_DIRECTIVE_
Search the data for the word "самолетов" and copy every line that contains it.

-- begin EXTRACTED DATA --

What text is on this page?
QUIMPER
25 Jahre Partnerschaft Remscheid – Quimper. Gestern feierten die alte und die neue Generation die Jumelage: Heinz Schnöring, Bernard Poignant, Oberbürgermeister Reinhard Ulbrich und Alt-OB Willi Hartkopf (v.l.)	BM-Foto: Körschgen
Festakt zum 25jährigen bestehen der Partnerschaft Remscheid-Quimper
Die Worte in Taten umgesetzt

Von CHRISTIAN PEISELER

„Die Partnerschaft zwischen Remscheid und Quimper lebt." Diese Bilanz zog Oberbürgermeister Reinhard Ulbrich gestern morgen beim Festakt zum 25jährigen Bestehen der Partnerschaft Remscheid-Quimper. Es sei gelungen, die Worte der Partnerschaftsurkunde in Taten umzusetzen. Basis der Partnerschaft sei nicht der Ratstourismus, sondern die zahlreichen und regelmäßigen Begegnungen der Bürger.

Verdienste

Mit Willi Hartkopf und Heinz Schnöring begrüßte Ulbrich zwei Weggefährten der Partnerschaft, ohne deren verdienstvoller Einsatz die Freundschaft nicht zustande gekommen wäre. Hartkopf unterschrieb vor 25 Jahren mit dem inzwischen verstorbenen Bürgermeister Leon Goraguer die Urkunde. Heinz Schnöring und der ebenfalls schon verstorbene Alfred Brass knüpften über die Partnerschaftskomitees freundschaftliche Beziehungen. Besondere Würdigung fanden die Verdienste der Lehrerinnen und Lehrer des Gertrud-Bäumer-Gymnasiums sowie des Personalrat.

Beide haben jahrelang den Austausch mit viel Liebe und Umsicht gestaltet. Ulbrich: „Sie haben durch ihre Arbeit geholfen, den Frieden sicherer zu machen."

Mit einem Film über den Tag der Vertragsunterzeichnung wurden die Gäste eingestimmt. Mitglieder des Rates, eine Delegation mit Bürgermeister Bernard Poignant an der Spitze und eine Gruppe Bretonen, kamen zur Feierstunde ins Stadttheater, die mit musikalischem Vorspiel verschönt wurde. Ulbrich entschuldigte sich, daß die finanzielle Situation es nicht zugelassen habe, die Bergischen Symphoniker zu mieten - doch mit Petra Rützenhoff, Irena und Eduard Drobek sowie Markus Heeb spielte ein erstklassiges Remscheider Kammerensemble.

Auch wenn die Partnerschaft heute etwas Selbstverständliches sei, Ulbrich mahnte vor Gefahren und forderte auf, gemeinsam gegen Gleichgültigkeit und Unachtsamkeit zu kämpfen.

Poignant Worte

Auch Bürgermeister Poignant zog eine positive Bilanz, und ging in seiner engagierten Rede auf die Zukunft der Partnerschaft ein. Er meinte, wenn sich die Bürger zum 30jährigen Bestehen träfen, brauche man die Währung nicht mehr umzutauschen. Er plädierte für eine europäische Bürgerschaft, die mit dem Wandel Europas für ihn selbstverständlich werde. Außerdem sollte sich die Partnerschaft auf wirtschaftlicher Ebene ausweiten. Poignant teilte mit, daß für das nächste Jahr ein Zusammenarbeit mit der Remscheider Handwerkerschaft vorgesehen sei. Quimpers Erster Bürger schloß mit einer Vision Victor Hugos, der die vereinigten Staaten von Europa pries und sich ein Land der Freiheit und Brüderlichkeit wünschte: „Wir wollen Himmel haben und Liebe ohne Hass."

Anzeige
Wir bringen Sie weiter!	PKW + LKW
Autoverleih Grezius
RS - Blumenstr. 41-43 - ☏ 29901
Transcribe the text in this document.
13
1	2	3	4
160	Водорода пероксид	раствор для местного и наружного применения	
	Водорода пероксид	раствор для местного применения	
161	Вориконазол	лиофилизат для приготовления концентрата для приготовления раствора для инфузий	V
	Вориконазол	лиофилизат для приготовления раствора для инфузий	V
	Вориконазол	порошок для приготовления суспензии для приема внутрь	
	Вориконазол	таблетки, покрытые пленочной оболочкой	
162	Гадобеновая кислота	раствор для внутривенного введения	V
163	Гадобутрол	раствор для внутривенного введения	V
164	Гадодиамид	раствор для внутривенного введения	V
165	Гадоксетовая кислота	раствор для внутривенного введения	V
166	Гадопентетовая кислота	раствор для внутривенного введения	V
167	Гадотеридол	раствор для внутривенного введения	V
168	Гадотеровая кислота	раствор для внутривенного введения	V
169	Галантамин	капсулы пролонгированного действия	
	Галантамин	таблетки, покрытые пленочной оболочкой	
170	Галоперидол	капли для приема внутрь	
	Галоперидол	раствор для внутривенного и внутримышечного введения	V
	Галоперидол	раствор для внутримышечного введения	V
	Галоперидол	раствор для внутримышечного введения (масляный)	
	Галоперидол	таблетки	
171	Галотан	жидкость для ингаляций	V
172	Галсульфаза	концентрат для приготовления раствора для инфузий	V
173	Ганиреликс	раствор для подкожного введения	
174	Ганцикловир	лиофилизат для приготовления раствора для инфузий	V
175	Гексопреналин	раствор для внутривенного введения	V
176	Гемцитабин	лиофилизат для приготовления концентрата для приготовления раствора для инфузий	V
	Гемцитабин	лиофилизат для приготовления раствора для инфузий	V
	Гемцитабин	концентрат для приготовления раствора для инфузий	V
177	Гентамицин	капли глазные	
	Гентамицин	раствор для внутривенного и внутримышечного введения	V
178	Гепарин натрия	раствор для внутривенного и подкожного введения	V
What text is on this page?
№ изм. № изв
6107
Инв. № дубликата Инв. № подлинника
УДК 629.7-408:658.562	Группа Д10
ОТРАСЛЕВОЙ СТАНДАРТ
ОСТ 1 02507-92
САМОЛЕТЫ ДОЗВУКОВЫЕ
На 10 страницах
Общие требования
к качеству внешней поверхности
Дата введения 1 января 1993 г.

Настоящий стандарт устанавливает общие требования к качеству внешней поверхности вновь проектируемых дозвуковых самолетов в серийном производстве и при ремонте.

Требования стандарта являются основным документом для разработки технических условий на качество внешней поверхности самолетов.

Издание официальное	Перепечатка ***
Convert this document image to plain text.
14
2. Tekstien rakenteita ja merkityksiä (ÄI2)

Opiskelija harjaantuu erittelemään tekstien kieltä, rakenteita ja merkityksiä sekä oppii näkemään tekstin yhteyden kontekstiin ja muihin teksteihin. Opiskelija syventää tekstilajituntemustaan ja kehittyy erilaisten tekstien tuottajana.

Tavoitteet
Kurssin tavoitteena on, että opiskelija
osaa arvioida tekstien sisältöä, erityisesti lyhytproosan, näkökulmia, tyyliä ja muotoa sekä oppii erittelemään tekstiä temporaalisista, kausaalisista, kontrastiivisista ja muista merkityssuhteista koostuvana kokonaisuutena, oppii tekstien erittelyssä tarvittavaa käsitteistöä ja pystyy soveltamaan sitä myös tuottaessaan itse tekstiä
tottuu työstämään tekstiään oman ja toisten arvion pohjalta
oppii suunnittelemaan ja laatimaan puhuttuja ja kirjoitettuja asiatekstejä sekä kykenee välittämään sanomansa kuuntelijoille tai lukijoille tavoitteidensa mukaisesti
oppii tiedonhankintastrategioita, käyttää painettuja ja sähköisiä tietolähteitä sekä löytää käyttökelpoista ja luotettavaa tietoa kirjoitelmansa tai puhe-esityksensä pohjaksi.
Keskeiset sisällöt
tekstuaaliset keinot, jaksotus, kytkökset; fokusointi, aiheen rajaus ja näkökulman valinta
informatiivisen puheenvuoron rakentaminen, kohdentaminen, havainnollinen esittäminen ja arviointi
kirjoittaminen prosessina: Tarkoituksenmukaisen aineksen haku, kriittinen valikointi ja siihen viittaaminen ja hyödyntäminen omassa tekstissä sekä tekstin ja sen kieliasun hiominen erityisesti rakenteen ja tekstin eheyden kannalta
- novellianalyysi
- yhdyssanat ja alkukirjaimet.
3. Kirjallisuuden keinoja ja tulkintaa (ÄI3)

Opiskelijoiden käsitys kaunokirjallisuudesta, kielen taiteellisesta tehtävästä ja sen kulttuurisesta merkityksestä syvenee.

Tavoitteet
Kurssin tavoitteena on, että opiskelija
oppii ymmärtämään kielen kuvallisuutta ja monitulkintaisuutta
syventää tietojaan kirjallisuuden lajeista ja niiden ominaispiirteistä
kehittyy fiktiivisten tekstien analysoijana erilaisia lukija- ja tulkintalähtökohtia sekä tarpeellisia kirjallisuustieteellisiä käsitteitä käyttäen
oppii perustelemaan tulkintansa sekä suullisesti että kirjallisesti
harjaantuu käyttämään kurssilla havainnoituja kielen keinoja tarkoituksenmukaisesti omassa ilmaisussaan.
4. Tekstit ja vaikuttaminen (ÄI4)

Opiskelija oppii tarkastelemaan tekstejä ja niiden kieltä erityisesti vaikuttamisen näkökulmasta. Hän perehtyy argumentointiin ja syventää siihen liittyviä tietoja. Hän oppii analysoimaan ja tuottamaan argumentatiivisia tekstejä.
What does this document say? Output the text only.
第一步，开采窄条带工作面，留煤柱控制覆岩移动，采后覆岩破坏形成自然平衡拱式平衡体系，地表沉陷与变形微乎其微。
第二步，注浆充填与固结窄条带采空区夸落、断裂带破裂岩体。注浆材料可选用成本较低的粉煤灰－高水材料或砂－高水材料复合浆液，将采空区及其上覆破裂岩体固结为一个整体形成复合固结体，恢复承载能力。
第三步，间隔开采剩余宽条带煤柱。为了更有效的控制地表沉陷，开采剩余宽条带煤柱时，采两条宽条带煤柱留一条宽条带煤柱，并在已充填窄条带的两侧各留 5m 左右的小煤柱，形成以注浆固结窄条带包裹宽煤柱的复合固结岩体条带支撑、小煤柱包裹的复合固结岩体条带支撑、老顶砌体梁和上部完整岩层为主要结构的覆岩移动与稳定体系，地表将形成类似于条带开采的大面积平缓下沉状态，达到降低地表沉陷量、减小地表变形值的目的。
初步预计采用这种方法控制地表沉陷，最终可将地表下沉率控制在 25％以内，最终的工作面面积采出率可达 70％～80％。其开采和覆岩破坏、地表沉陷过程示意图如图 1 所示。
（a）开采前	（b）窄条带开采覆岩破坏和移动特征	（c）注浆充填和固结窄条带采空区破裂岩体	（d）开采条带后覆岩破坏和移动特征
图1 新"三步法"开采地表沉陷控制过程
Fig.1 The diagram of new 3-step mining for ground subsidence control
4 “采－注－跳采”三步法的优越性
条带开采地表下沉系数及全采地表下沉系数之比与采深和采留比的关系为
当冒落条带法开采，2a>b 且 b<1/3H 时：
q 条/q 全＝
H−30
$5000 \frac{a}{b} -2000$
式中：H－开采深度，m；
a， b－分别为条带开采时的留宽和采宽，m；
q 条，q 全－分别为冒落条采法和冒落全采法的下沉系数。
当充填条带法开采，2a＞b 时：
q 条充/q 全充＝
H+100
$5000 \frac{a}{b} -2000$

-- end EXTRACTED DATA --

_RESULT OF THIS TASK_
Настоящий стандарт устанавливает общие требования к качеству внешней поверхности вновь проектируемых дозвуковых самолетов в серийном производстве и при ремонте.
Требования стандарта являются основным документом для разработки технических условий на качество внешней поверхности самолетов.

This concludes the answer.